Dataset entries
--- BEGIN ---

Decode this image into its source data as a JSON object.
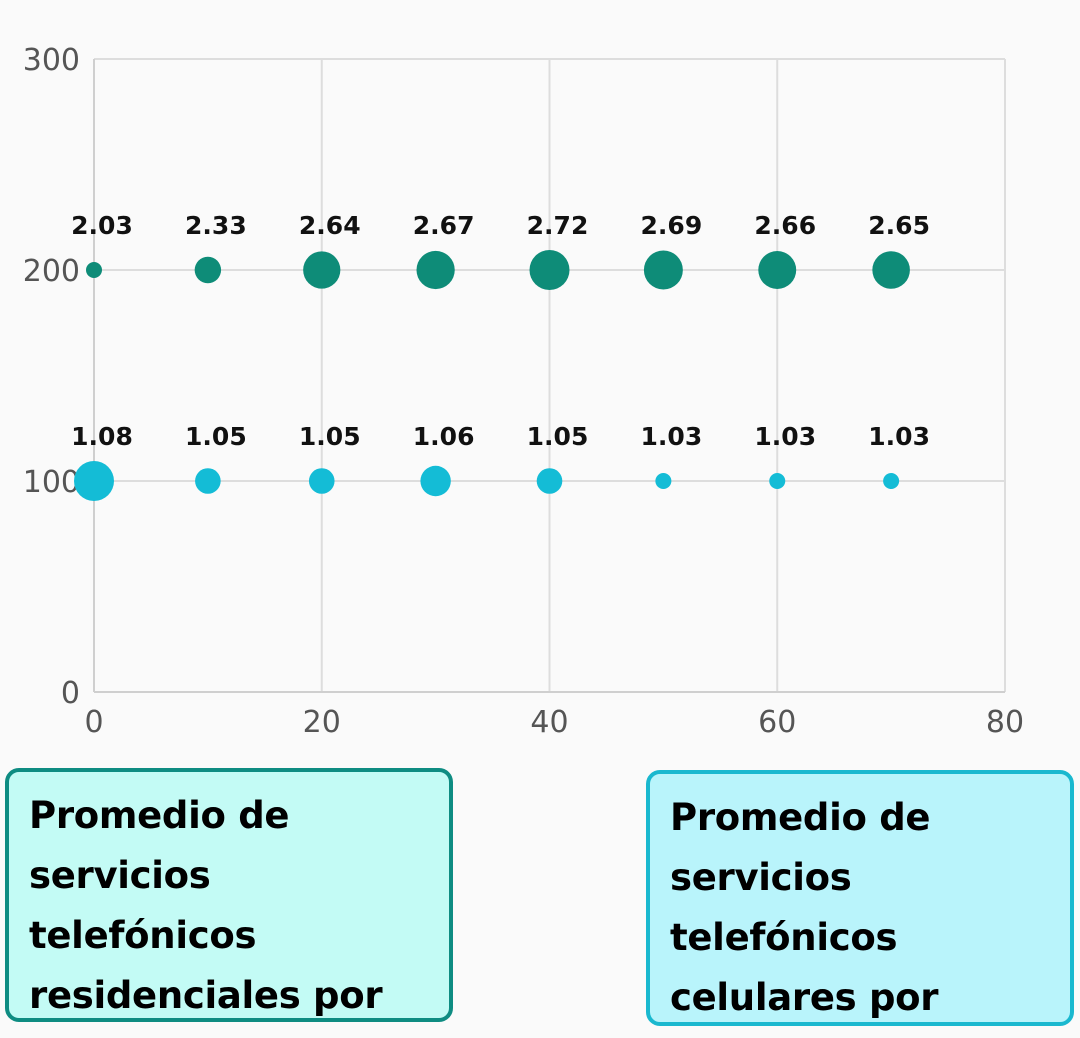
{
  "chart_data": {
    "type": "scatter",
    "xlim": [
      0,
      80
    ],
    "ylim": [
      0,
      300
    ],
    "x_ticks": [
      "0",
      "20",
      "40",
      "60",
      "80"
    ],
    "y_ticks": [
      "0",
      "100",
      "200",
      "300"
    ],
    "grid": true,
    "series": [
      {
        "name": "Promedio de servicios telefónicos residenciales por vivienda",
        "color": "#0e8c78",
        "x": [
          0,
          10,
          20,
          30,
          40,
          50,
          60,
          70
        ],
        "y": [
          200,
          200,
          200,
          200,
          200,
          200,
          200,
          200
        ],
        "labels": [
          "2.03",
          "2.33",
          "2.64",
          "2.67",
          "2.72",
          "2.69",
          "2.66",
          "2.65"
        ],
        "sizes": [
          2.03,
          2.33,
          2.64,
          2.67,
          2.72,
          2.69,
          2.66,
          2.65
        ]
      },
      {
        "name": "Promedio de servicios telefónicos celulares por vivienda",
        "color": "#14bcd6",
        "x": [
          0,
          10,
          20,
          30,
          40,
          50,
          60,
          70
        ],
        "y": [
          100,
          100,
          100,
          100,
          100,
          100,
          100,
          100
        ],
        "labels": [
          "1.08",
          "1.05",
          "1.05",
          "1.06",
          "1.05",
          "1.03",
          "1.03",
          "1.03"
        ],
        "sizes": [
          1.08,
          1.05,
          1.05,
          1.06,
          1.05,
          1.03,
          1.03,
          1.03
        ]
      }
    ]
  },
  "legend": {
    "residential": "Promedio de servicios telefónicos residenciales por vivienda",
    "cellular": "Promedio de servicios telefónicos celulares por vivienda"
  }
}
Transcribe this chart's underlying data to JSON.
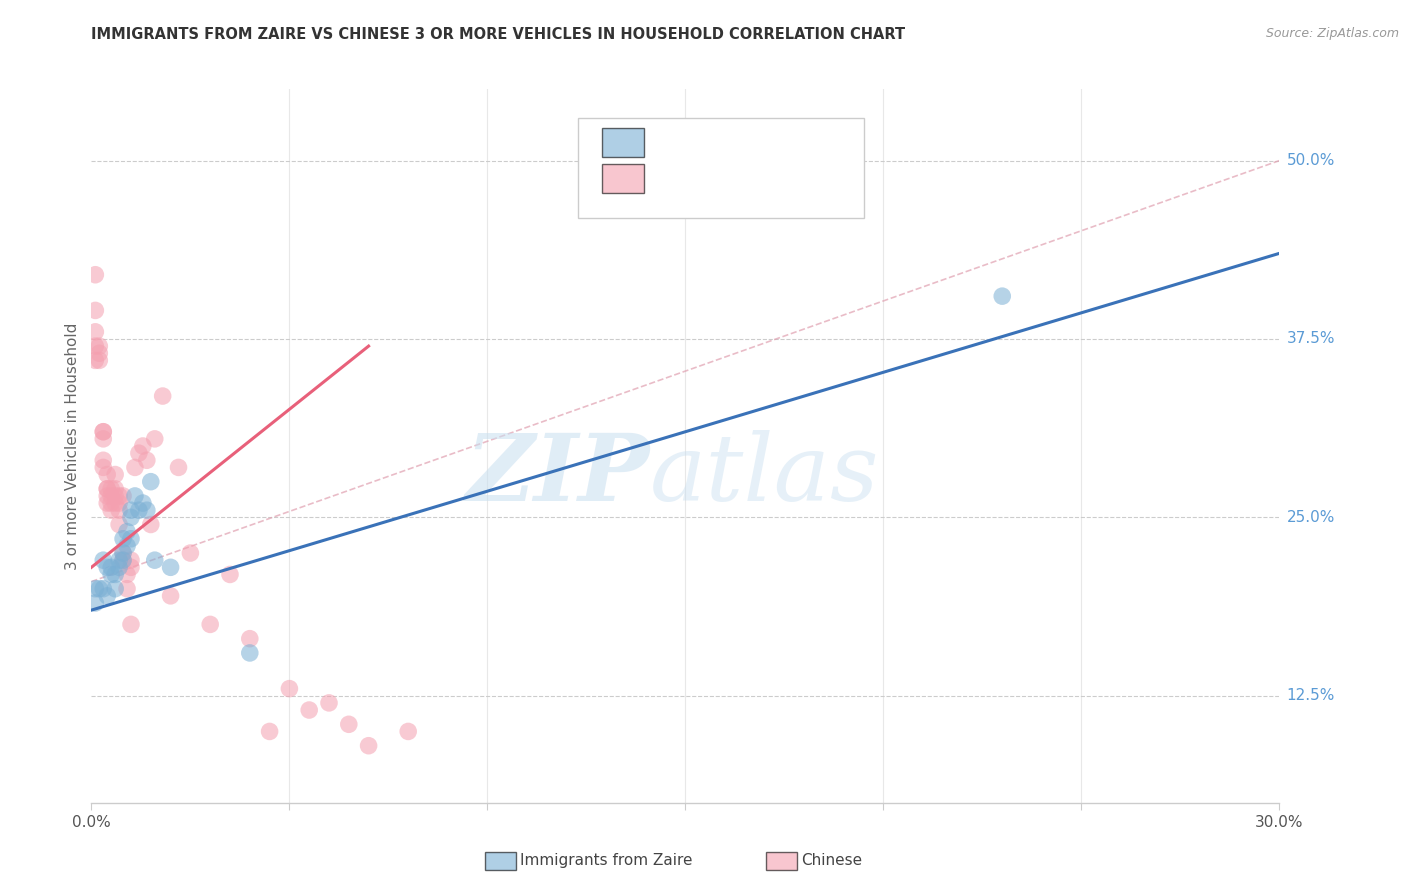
{
  "title": "IMMIGRANTS FROM ZAIRE VS CHINESE 3 OR MORE VEHICLES IN HOUSEHOLD CORRELATION CHART",
  "source": "Source: ZipAtlas.com",
  "ylabel": "3 or more Vehicles in Household",
  "xlim": [
    0.0,
    0.3
  ],
  "ylim": [
    0.05,
    0.55
  ],
  "yticks": [
    0.125,
    0.25,
    0.375,
    0.5
  ],
  "ytick_labels": [
    "12.5%",
    "25.0%",
    "37.5%",
    "50.0%"
  ],
  "zaire_color": "#7BAFD4",
  "chinese_color": "#F4A0B0",
  "trend_zaire_color": "#3A72B8",
  "trend_chinese_color": "#E8607A",
  "watermark_zip": "#C5DCF0",
  "watermark_atlas": "#C5DCF0",
  "background_color": "#ffffff",
  "tick_color": "#5B9BD5",
  "zaire_scatter_x": [
    0.001,
    0.001,
    0.002,
    0.003,
    0.003,
    0.004,
    0.004,
    0.005,
    0.005,
    0.006,
    0.006,
    0.007,
    0.007,
    0.008,
    0.008,
    0.008,
    0.009,
    0.009,
    0.01,
    0.01,
    0.01,
    0.011,
    0.012,
    0.013,
    0.014,
    0.015,
    0.016,
    0.02,
    0.04,
    0.23
  ],
  "zaire_scatter_y": [
    0.19,
    0.2,
    0.2,
    0.22,
    0.2,
    0.215,
    0.195,
    0.21,
    0.215,
    0.2,
    0.21,
    0.22,
    0.215,
    0.235,
    0.225,
    0.22,
    0.24,
    0.23,
    0.255,
    0.25,
    0.235,
    0.265,
    0.255,
    0.26,
    0.255,
    0.275,
    0.22,
    0.215,
    0.155,
    0.405
  ],
  "chinese_scatter_x": [
    0.001,
    0.001,
    0.001,
    0.001,
    0.001,
    0.002,
    0.002,
    0.002,
    0.003,
    0.003,
    0.003,
    0.003,
    0.003,
    0.004,
    0.004,
    0.004,
    0.004,
    0.004,
    0.005,
    0.005,
    0.005,
    0.005,
    0.006,
    0.006,
    0.006,
    0.006,
    0.007,
    0.007,
    0.007,
    0.007,
    0.008,
    0.008,
    0.008,
    0.009,
    0.009,
    0.01,
    0.01,
    0.01,
    0.011,
    0.012,
    0.013,
    0.014,
    0.015,
    0.016,
    0.018,
    0.02,
    0.022,
    0.025,
    0.03,
    0.035,
    0.04,
    0.045,
    0.05,
    0.055,
    0.06,
    0.065,
    0.07,
    0.08
  ],
  "chinese_scatter_y": [
    0.395,
    0.38,
    0.37,
    0.36,
    0.42,
    0.36,
    0.365,
    0.37,
    0.31,
    0.29,
    0.305,
    0.285,
    0.31,
    0.265,
    0.27,
    0.26,
    0.28,
    0.27,
    0.265,
    0.27,
    0.255,
    0.26,
    0.28,
    0.265,
    0.26,
    0.27,
    0.255,
    0.245,
    0.265,
    0.26,
    0.265,
    0.22,
    0.225,
    0.21,
    0.2,
    0.22,
    0.215,
    0.175,
    0.285,
    0.295,
    0.3,
    0.29,
    0.245,
    0.305,
    0.335,
    0.195,
    0.285,
    0.225,
    0.175,
    0.21,
    0.165,
    0.1,
    0.13,
    0.115,
    0.12,
    0.105,
    0.09,
    0.1
  ],
  "zaire_line_x": [
    0.0,
    0.3
  ],
  "zaire_line_y": [
    0.185,
    0.435
  ],
  "chinese_line_x": [
    0.0,
    0.07
  ],
  "chinese_line_y": [
    0.215,
    0.37
  ],
  "dash_line_x": [
    0.0,
    0.3
  ],
  "dash_line_y": [
    0.205,
    0.5
  ]
}
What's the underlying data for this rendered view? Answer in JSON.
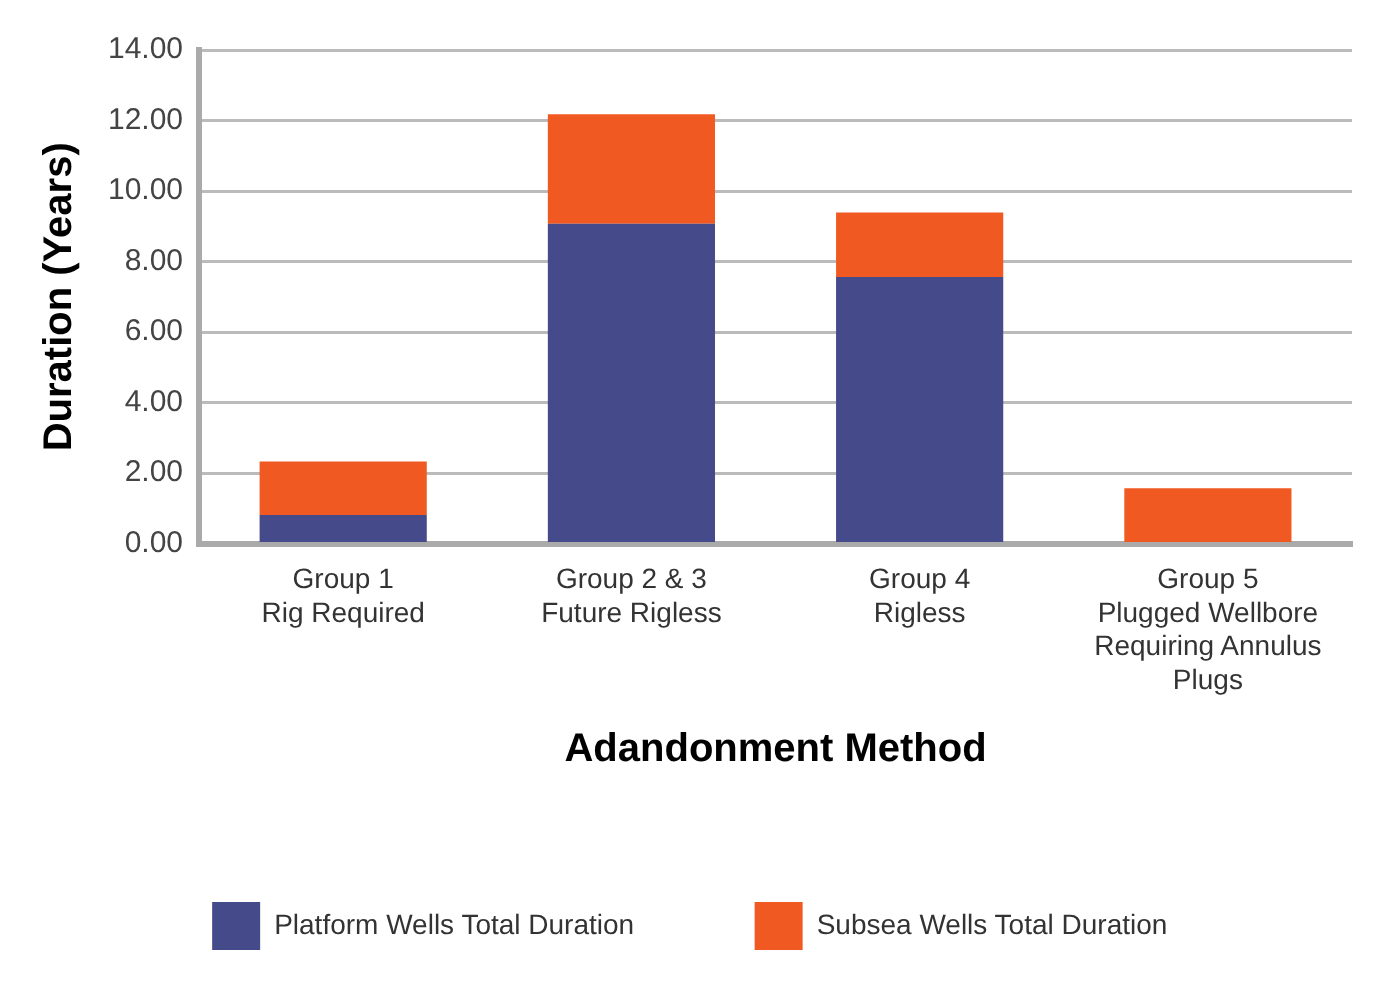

--- END ---

_TASK DESCRIPTION_
Indicate how many lines of the material contain the string "residenciales", giving the number and nothing more.

_FINAL ANSWER_
2